--- start of Records for processing ---

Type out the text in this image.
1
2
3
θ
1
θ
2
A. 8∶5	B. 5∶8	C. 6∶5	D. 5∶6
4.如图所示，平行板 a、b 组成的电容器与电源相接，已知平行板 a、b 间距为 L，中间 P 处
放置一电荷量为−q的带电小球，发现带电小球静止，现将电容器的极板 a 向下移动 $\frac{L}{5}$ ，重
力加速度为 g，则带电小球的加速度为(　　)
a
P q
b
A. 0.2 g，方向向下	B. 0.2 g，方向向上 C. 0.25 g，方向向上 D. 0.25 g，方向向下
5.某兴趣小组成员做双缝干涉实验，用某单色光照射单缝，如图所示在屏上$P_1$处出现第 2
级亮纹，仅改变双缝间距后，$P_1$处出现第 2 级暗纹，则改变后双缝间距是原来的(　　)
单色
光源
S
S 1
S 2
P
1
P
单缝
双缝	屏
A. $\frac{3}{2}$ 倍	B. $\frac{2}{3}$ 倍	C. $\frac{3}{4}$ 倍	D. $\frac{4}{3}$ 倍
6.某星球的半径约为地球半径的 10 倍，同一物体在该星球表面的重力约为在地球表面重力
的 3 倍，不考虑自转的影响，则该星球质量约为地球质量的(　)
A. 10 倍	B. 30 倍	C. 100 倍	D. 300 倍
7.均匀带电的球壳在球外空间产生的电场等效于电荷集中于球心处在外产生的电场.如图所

--- end of Records for processing ---

*What you need to do*: Exactly as written above, please repeat the entries.

*Completed task*:
Type out the text in this image.
1
2
3
θ
1
θ
2
A. 8∶5	B. 5∶8	C. 6∶5	D. 5∶6
4.如图所示，平行板 a、b 组成的电容器与电源相接，已知平行板 a、b 间距为 L，中间 P 处
放置一电荷量为−q的带电小球，发现带电小球静止，现将电容器的极板 a 向下移动 $\frac{L}{5}$ ，重
力加速度为 g，则带电小球的加速度为(　　)
a
P q
b
A. 0.2 g，方向向下	B. 0.2 g，方向向上 C. 0.25 g，方向向上 D. 0.25 g，方向向下
5.某兴趣小组成员做双缝干涉实验，用某单色光照射单缝，如图所示在屏上$P_1$处出现第 2
级亮纹，仅改变双缝间距后，$P_1$处出现第 2 级暗纹，则改变后双缝间距是原来的(　　)
单色
光源
S
S 1
S 2
P
1
P
单缝
双缝	屏
A. $\frac{3}{2}$ 倍	B. $\frac{2}{3}$ 倍	C. $\frac{3}{4}$ 倍	D. $\frac{4}{3}$ 倍
6.某星球的半径约为地球半径的 10 倍，同一物体在该星球表面的重力约为在地球表面重力
的 3 倍，不考虑自转的影响，则该星球质量约为地球质量的(　)
A. 10 倍	B. 30 倍	C. 100 倍	D. 300 倍
7.均匀带电的球壳在球外空间产生的电场等效于电荷集中于球心处在外产生的电场.如图所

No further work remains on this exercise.